→ **Task objective**:
Using the entries below, restate word for word only the lines from the one with "Parse this chart and return its data as JSON." to the final line, leaving the pictures out.

→ **Source material**:
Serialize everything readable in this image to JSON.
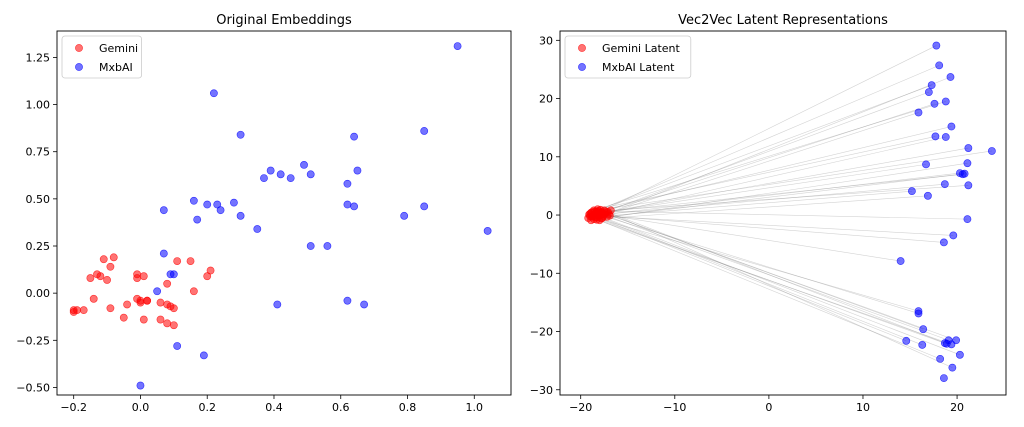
{
  "chart_data": [
    {
      "type": "scatter",
      "title": "Original Embeddings",
      "xlabel": "",
      "ylabel": "",
      "xlim": [
        -0.25,
        1.11
      ],
      "ylim": [
        -0.54,
        1.39
      ],
      "xticks": [
        -0.2,
        0.0,
        0.2,
        0.4,
        0.6,
        0.8,
        1.0
      ],
      "xtick_labels": [
        "−0.2",
        "0.0",
        "0.2",
        "0.4",
        "0.6",
        "0.8",
        "1.0"
      ],
      "yticks": [
        -0.5,
        -0.25,
        0.0,
        0.25,
        0.5,
        0.75,
        1.0,
        1.25
      ],
      "ytick_labels": [
        "−0.50",
        "−0.25",
        "0.00",
        "0.25",
        "0.50",
        "0.75",
        "1.00",
        "1.25"
      ],
      "grid": false,
      "legend_position": "top-left",
      "series": [
        {
          "name": "Gemini",
          "color": "#ff0000",
          "points": [
            [
              -0.2,
              -0.09
            ],
            [
              -0.19,
              -0.09
            ],
            [
              -0.2,
              -0.1
            ],
            [
              -0.17,
              -0.09
            ],
            [
              -0.15,
              0.08
            ],
            [
              -0.14,
              -0.03
            ],
            [
              -0.13,
              0.1
            ],
            [
              -0.12,
              0.09
            ],
            [
              -0.11,
              0.18
            ],
            [
              -0.1,
              0.07
            ],
            [
              -0.09,
              -0.08
            ],
            [
              -0.09,
              0.14
            ],
            [
              -0.08,
              0.19
            ],
            [
              -0.05,
              -0.13
            ],
            [
              -0.04,
              -0.06
            ],
            [
              -0.01,
              0.1
            ],
            [
              -0.01,
              0.08
            ],
            [
              -0.01,
              -0.03
            ],
            [
              0.0,
              -0.05
            ],
            [
              0.0,
              -0.04
            ],
            [
              0.01,
              0.09
            ],
            [
              0.02,
              -0.04
            ],
            [
              0.01,
              -0.14
            ],
            [
              0.02,
              -0.04
            ],
            [
              0.06,
              -0.05
            ],
            [
              0.06,
              -0.14
            ],
            [
              0.08,
              -0.06
            ],
            [
              0.08,
              0.05
            ],
            [
              0.08,
              -0.16
            ],
            [
              0.09,
              -0.07
            ],
            [
              0.1,
              -0.08
            ],
            [
              0.1,
              -0.17
            ],
            [
              0.11,
              0.17
            ],
            [
              0.15,
              0.17
            ],
            [
              0.16,
              0.01
            ],
            [
              0.2,
              0.09
            ],
            [
              0.21,
              0.12
            ]
          ]
        },
        {
          "name": "MxbAI",
          "color": "#0000ff",
          "points": [
            [
              0.95,
              1.31
            ],
            [
              0.22,
              1.06
            ],
            [
              0.3,
              0.84
            ],
            [
              0.64,
              0.83
            ],
            [
              0.85,
              0.86
            ],
            [
              0.49,
              0.68
            ],
            [
              0.39,
              0.65
            ],
            [
              0.42,
              0.63
            ],
            [
              0.37,
              0.61
            ],
            [
              0.45,
              0.61
            ],
            [
              0.51,
              0.63
            ],
            [
              0.65,
              0.65
            ],
            [
              0.62,
              0.58
            ],
            [
              0.16,
              0.49
            ],
            [
              0.2,
              0.47
            ],
            [
              0.23,
              0.47
            ],
            [
              0.28,
              0.48
            ],
            [
              0.07,
              0.44
            ],
            [
              0.24,
              0.44
            ],
            [
              0.17,
              0.39
            ],
            [
              0.3,
              0.41
            ],
            [
              0.62,
              0.47
            ],
            [
              0.64,
              0.46
            ],
            [
              0.79,
              0.41
            ],
            [
              0.85,
              0.46
            ],
            [
              0.35,
              0.34
            ],
            [
              1.04,
              0.33
            ],
            [
              0.51,
              0.25
            ],
            [
              0.56,
              0.25
            ],
            [
              0.07,
              0.21
            ],
            [
              0.1,
              0.1
            ],
            [
              0.09,
              0.1
            ],
            [
              0.05,
              0.01
            ],
            [
              0.41,
              -0.06
            ],
            [
              0.62,
              -0.04
            ],
            [
              0.67,
              -0.06
            ],
            [
              0.11,
              -0.28
            ],
            [
              0.19,
              -0.33
            ],
            [
              0.0,
              -0.49
            ]
          ]
        }
      ]
    },
    {
      "type": "scatter",
      "title": "Vec2Vec Latent Representations",
      "xlabel": "",
      "ylabel": "",
      "xlim": [
        -22.2,
        25.2
      ],
      "ylim": [
        -30.9,
        31.6
      ],
      "xticks": [
        -20,
        -10,
        0,
        10,
        20
      ],
      "xtick_labels": [
        "−20",
        "−10",
        "0",
        "10",
        "20"
      ],
      "yticks": [
        -30,
        -20,
        -10,
        0,
        10,
        20,
        30
      ],
      "ytick_labels": [
        "−30",
        "−20",
        "−10",
        "0",
        "10",
        "20",
        "30"
      ],
      "grid": false,
      "legend_position": "top-left",
      "connecting_lines": true,
      "line_color": "#808080",
      "series": [
        {
          "name": "Gemini Latent",
          "color": "#ff0000",
          "points": [
            [
              -19.2,
              -0.5
            ],
            [
              -19.0,
              0.2
            ],
            [
              -18.9,
              -0.9
            ],
            [
              -18.8,
              0.5
            ],
            [
              -18.7,
              -0.2
            ],
            [
              -18.6,
              0.8
            ],
            [
              -18.5,
              0.1
            ],
            [
              -18.4,
              -0.4
            ],
            [
              -18.3,
              0.6
            ],
            [
              -18.2,
              1.0
            ],
            [
              -18.1,
              -0.1
            ],
            [
              -18.0,
              0.3
            ],
            [
              -17.9,
              0.9
            ],
            [
              -17.8,
              -0.6
            ],
            [
              -17.7,
              0.4
            ],
            [
              -17.5,
              0.1
            ],
            [
              -17.3,
              0.6
            ],
            [
              -17.2,
              -0.3
            ],
            [
              -17.0,
              0.2
            ],
            [
              -16.8,
              0.8
            ],
            [
              -16.9,
              -0.1
            ],
            [
              -18.6,
              -0.7
            ],
            [
              -18.1,
              0.7
            ],
            [
              -17.6,
              -0.2
            ],
            [
              -19.1,
              0.1
            ],
            [
              -18.4,
              0.3
            ],
            [
              -18.8,
              -0.3
            ],
            [
              -17.9,
              0.0
            ],
            [
              -17.4,
              0.3
            ],
            [
              -18.2,
              -0.4
            ],
            [
              -18.5,
              0.6
            ],
            [
              -17.8,
              0.5
            ],
            [
              -19.0,
              -0.2
            ],
            [
              -17.1,
              0.5
            ],
            [
              -18.3,
              -0.8
            ],
            [
              -17.7,
              -0.5
            ],
            [
              -18.9,
              0.4
            ],
            [
              -18.0,
              -0.9
            ],
            [
              -17.5,
              0.8
            ]
          ]
        },
        {
          "name": "MxbAI Latent",
          "color": "#0000ff",
          "points": [
            [
              17.8,
              29.1
            ],
            [
              18.1,
              25.7
            ],
            [
              19.3,
              23.7
            ],
            [
              17.3,
              22.3
            ],
            [
              17.0,
              21.1
            ],
            [
              18.8,
              19.5
            ],
            [
              17.6,
              19.1
            ],
            [
              15.9,
              17.6
            ],
            [
              19.4,
              15.2
            ],
            [
              17.7,
              13.5
            ],
            [
              18.8,
              13.4
            ],
            [
              21.2,
              11.5
            ],
            [
              23.7,
              11.0
            ],
            [
              21.1,
              8.9
            ],
            [
              16.7,
              8.7
            ],
            [
              20.3,
              7.2
            ],
            [
              20.6,
              7.0
            ],
            [
              20.8,
              7.1
            ],
            [
              18.7,
              5.3
            ],
            [
              21.2,
              5.1
            ],
            [
              15.2,
              4.1
            ],
            [
              16.9,
              3.3
            ],
            [
              21.1,
              -0.7
            ],
            [
              19.6,
              -3.5
            ],
            [
              18.6,
              -4.7
            ],
            [
              14.0,
              -7.9
            ],
            [
              15.9,
              -16.5
            ],
            [
              15.9,
              -16.9
            ],
            [
              16.4,
              -19.6
            ],
            [
              14.6,
              -21.6
            ],
            [
              19.1,
              -21.5
            ],
            [
              19.9,
              -21.5
            ],
            [
              18.7,
              -22.0
            ],
            [
              18.9,
              -22.1
            ],
            [
              19.4,
              -22.2
            ],
            [
              16.3,
              -22.3
            ],
            [
              20.3,
              -24.0
            ],
            [
              18.2,
              -24.7
            ],
            [
              19.5,
              -26.2
            ],
            [
              18.6,
              -28.0
            ]
          ]
        }
      ]
    }
  ]
}
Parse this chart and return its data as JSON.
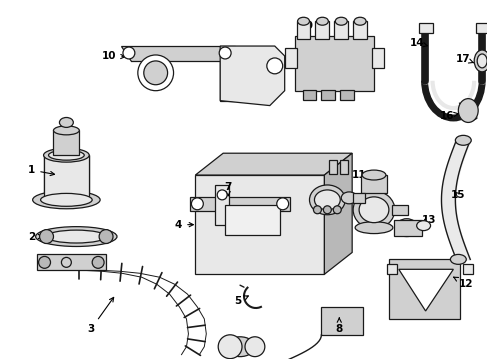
{
  "bg_color": "#ffffff",
  "line_color": "#1a1a1a",
  "text_color": "#000000",
  "fig_width": 4.89,
  "fig_height": 3.6,
  "dpi": 100
}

→ **Solution to the exercise**:
Parse this chart and return its data as JSON.
{
  "bg_color": "#ffffff",
  "line_color": "#1a1a1a",
  "text_color": "#000000",
  "fig_width": 4.89,
  "fig_height": 3.6,
  "dpi": 100
}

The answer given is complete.